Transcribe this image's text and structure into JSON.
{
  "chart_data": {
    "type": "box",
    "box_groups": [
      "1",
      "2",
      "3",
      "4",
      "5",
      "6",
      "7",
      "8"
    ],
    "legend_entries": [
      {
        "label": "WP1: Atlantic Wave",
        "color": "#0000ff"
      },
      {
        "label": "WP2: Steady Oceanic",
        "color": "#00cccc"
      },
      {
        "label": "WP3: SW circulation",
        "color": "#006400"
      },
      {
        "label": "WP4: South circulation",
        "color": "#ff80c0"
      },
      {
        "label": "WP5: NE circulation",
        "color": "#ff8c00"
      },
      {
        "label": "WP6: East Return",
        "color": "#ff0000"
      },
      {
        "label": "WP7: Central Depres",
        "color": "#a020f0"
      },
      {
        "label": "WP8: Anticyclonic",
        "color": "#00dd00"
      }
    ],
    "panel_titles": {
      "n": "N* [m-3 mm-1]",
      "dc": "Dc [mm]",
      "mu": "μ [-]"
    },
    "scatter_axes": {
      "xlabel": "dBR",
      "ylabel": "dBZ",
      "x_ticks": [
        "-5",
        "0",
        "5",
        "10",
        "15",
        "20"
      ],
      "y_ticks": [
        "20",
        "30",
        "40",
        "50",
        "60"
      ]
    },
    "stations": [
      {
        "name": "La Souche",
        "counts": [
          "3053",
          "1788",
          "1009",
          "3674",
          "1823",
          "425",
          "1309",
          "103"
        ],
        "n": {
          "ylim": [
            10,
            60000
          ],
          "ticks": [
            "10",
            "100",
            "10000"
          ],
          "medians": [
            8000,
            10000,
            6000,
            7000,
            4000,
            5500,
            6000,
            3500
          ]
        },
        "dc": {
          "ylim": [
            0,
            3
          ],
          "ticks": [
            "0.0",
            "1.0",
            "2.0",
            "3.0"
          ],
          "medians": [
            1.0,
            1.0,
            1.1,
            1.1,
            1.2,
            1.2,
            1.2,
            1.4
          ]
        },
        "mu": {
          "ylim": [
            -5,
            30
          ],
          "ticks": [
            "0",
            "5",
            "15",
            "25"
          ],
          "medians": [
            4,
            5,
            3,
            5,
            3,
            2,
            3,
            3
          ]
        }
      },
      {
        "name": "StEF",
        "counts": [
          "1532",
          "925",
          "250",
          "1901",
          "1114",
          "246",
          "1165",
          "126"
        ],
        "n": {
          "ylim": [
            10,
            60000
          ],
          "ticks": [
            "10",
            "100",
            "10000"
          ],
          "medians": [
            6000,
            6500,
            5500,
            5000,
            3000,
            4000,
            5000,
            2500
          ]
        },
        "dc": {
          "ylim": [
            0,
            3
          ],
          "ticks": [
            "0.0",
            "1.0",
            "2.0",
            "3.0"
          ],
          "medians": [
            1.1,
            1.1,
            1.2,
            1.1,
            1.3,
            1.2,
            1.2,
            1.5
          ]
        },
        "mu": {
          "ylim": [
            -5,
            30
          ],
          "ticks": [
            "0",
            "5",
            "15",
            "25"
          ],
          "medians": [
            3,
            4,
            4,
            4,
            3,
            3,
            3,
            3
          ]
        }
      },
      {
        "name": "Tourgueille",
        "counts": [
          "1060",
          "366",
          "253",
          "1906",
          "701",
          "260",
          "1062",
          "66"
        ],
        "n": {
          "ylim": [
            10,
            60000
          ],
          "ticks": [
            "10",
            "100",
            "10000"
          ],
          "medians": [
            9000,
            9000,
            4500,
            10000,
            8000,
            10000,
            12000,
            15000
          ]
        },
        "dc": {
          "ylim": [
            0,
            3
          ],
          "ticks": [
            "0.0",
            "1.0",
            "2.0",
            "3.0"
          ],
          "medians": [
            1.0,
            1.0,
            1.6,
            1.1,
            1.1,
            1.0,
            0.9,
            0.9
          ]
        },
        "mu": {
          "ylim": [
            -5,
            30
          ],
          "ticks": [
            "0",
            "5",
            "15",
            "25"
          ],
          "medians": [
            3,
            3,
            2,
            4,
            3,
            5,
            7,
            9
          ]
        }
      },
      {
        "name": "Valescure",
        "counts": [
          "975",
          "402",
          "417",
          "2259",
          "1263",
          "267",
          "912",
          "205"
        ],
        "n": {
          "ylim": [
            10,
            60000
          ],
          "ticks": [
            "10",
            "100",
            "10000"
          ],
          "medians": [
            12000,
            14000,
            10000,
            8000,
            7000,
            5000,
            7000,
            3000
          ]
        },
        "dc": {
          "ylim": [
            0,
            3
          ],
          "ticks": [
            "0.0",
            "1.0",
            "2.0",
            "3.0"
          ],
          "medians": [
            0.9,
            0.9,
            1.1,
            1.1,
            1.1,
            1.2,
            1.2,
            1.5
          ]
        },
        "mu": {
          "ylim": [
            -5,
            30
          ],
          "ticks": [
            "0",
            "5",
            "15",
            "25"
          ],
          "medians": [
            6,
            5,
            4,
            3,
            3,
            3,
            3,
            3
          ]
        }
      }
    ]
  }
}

━━━━

Print the material once more, exactly.

§ **COMPLETED EXERCISE**:
Transcribe this image's text and structure into JSON.
{
  "chart_data": {
    "type": "box",
    "box_groups": [
      "1",
      "2",
      "3",
      "4",
      "5",
      "6",
      "7",
      "8"
    ],
    "legend_entries": [
      {
        "label": "WP1: Atlantic Wave",
        "color": "#0000ff"
      },
      {
        "label": "WP2: Steady Oceanic",
        "color": "#00cccc"
      },
      {
        "label": "WP3: SW circulation",
        "color": "#006400"
      },
      {
        "label": "WP4: South circulation",
        "color": "#ff80c0"
      },
      {
        "label": "WP5: NE circulation",
        "color": "#ff8c00"
      },
      {
        "label": "WP6: East Return",
        "color": "#ff0000"
      },
      {
        "label": "WP7: Central Depres",
        "color": "#a020f0"
      },
      {
        "label": "WP8: Anticyclonic",
        "color": "#00dd00"
      }
    ],
    "panel_titles": {
      "n": "N* [m-3 mm-1]",
      "dc": "Dc [mm]",
      "mu": "μ [-]"
    },
    "scatter_axes": {
      "xlabel": "dBR",
      "ylabel": "dBZ",
      "x_ticks": [
        "-5",
        "0",
        "5",
        "10",
        "15",
        "20"
      ],
      "y_ticks": [
        "20",
        "30",
        "40",
        "50",
        "60"
      ]
    },
    "stations": [
      {
        "name": "La Souche",
        "counts": [
          "3053",
          "1788",
          "1009",
          "3674",
          "1823",
          "425",
          "1309",
          "103"
        ],
        "n": {
          "ylim": [
            10,
            60000
          ],
          "ticks": [
            "10",
            "100",
            "10000"
          ],
          "medians": [
            8000,
            10000,
            6000,
            7000,
            4000,
            5500,
            6000,
            3500
          ]
        },
        "dc": {
          "ylim": [
            0,
            3
          ],
          "ticks": [
            "0.0",
            "1.0",
            "2.0",
            "3.0"
          ],
          "medians": [
            1.0,
            1.0,
            1.1,
            1.1,
            1.2,
            1.2,
            1.2,
            1.4
          ]
        },
        "mu": {
          "ylim": [
            -5,
            30
          ],
          "ticks": [
            "0",
            "5",
            "15",
            "25"
          ],
          "medians": [
            4,
            5,
            3,
            5,
            3,
            2,
            3,
            3
          ]
        }
      },
      {
        "name": "StEF",
        "counts": [
          "1532",
          "925",
          "250",
          "1901",
          "1114",
          "246",
          "1165",
          "126"
        ],
        "n": {
          "ylim": [
            10,
            60000
          ],
          "ticks": [
            "10",
            "100",
            "10000"
          ],
          "medians": [
            6000,
            6500,
            5500,
            5000,
            3000,
            4000,
            5000,
            2500
          ]
        },
        "dc": {
          "ylim": [
            0,
            3
          ],
          "ticks": [
            "0.0",
            "1.0",
            "2.0",
            "3.0"
          ],
          "medians": [
            1.1,
            1.1,
            1.2,
            1.1,
            1.3,
            1.2,
            1.2,
            1.5
          ]
        },
        "mu": {
          "ylim": [
            -5,
            30
          ],
          "ticks": [
            "0",
            "5",
            "15",
            "25"
          ],
          "medians": [
            3,
            4,
            4,
            4,
            3,
            3,
            3,
            3
          ]
        }
      },
      {
        "name": "Tourgueille",
        "counts": [
          "1060",
          "366",
          "253",
          "1906",
          "701",
          "260",
          "1062",
          "66"
        ],
        "n": {
          "ylim": [
            10,
            60000
          ],
          "ticks": [
            "10",
            "100",
            "10000"
          ],
          "medians": [
            9000,
            9000,
            4500,
            10000,
            8000,
            10000,
            12000,
            15000
          ]
        },
        "dc": {
          "ylim": [
            0,
            3
          ],
          "ticks": [
            "0.0",
            "1.0",
            "2.0",
            "3.0"
          ],
          "medians": [
            1.0,
            1.0,
            1.6,
            1.1,
            1.1,
            1.0,
            0.9,
            0.9
          ]
        },
        "mu": {
          "ylim": [
            -5,
            30
          ],
          "ticks": [
            "0",
            "5",
            "15",
            "25"
          ],
          "medians": [
            3,
            3,
            2,
            4,
            3,
            5,
            7,
            9
          ]
        }
      },
      {
        "name": "Valescure",
        "counts": [
          "975",
          "402",
          "417",
          "2259",
          "1263",
          "267",
          "912",
          "205"
        ],
        "n": {
          "ylim": [
            10,
            60000
          ],
          "ticks": [
            "10",
            "100",
            "10000"
          ],
          "medians": [
            12000,
            14000,
            10000,
            8000,
            7000,
            5000,
            7000,
            3000
          ]
        },
        "dc": {
          "ylim": [
            0,
            3
          ],
          "ticks": [
            "0.0",
            "1.0",
            "2.0",
            "3.0"
          ],
          "medians": [
            0.9,
            0.9,
            1.1,
            1.1,
            1.1,
            1.2,
            1.2,
            1.5
          ]
        },
        "mu": {
          "ylim": [
            -5,
            30
          ],
          "ticks": [
            "0",
            "5",
            "15",
            "25"
          ],
          "medians": [
            6,
            5,
            4,
            3,
            3,
            3,
            3,
            3
          ]
        }
      }
    ]
  }
}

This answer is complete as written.